▶ **Dataset extract**
※ ※ ※
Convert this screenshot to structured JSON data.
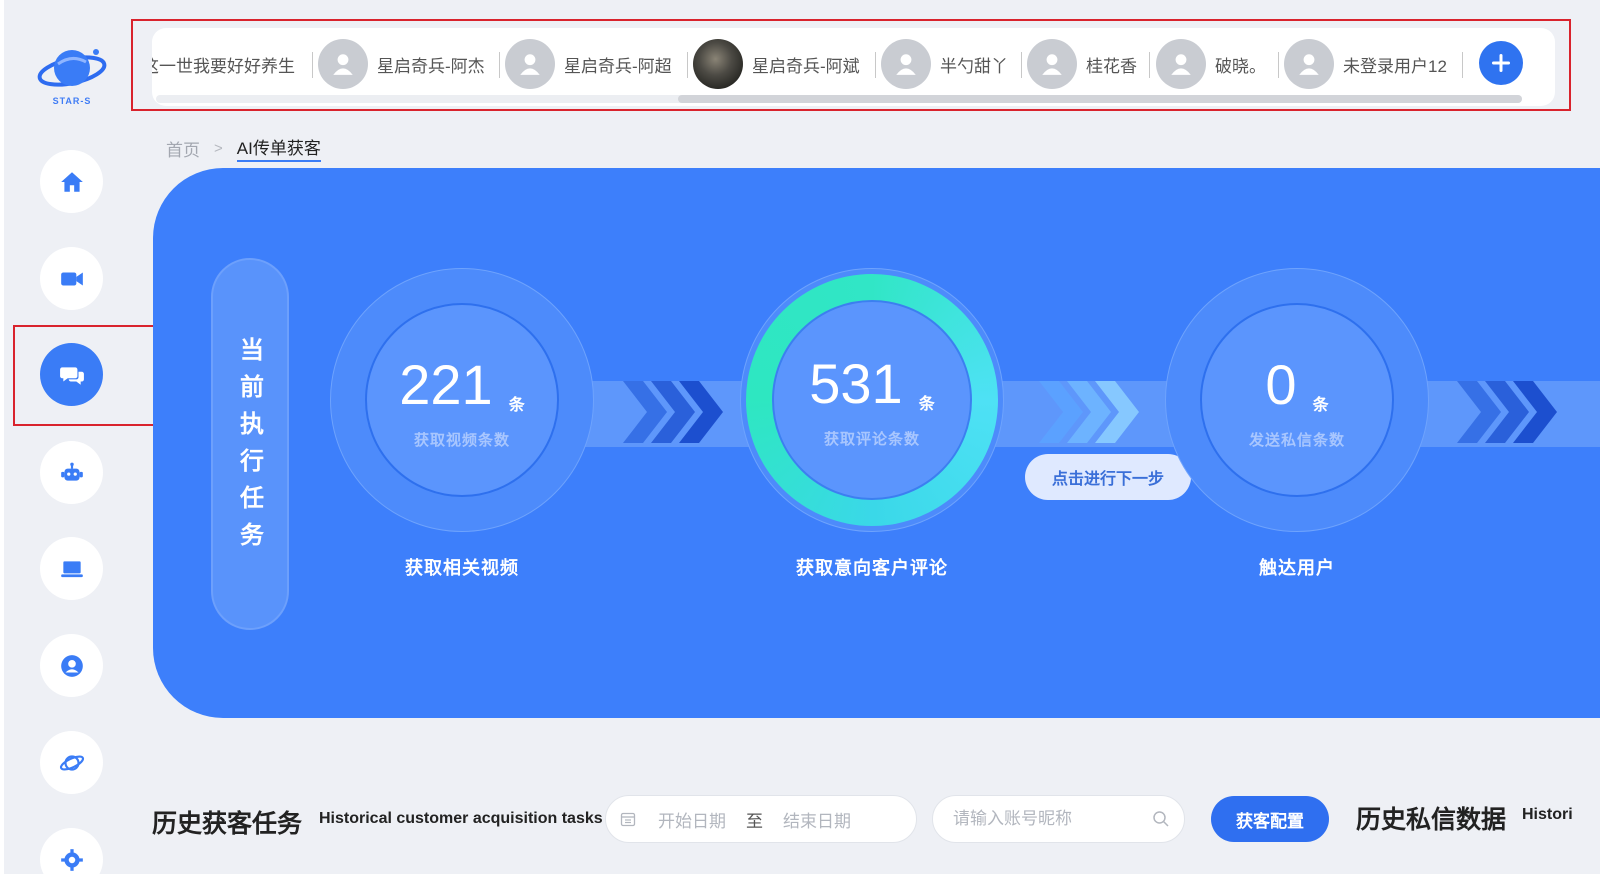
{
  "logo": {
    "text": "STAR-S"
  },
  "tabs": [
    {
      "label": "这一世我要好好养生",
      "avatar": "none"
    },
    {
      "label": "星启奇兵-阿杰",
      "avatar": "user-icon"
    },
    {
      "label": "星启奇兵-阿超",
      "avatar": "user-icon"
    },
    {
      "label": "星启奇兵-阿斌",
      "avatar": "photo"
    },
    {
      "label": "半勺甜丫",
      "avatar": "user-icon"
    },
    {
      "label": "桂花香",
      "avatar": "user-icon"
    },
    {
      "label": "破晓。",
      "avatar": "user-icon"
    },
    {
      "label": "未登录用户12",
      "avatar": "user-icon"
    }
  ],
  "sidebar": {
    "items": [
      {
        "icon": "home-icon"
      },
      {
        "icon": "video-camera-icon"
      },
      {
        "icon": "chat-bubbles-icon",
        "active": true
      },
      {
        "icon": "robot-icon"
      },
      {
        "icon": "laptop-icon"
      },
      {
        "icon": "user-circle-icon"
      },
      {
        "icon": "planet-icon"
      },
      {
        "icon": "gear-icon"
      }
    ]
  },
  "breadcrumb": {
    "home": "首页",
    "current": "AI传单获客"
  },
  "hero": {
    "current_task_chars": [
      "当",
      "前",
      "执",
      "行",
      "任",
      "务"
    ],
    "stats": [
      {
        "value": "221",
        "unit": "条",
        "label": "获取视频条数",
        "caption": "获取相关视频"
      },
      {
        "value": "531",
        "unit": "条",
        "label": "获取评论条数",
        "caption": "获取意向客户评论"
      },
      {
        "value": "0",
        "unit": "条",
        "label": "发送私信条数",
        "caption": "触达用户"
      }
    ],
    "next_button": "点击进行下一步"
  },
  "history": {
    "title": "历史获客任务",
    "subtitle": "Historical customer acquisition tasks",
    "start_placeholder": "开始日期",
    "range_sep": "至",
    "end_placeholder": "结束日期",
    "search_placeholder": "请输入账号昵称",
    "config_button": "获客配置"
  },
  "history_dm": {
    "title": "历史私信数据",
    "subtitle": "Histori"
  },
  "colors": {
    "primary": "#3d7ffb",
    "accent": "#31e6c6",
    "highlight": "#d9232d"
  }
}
※ ※ ※
▶ **Stated task**
Return every line in the listing that contains the word "label".

▶ **Exercise result**
      "label": "这一世我要好好养生",
      "label": "星启奇兵-阿杰",
      "label": "星启奇兵-阿超",
      "label": "星启奇兵-阿斌",
      "label": "半勺甜丫",
      "label": "桂花香",
      "label": "破晓。",
      "label": "未登录用户12",
        "label": "获取视频条数",
        "label": "获取评论条数",
        "label": "发送私信条数",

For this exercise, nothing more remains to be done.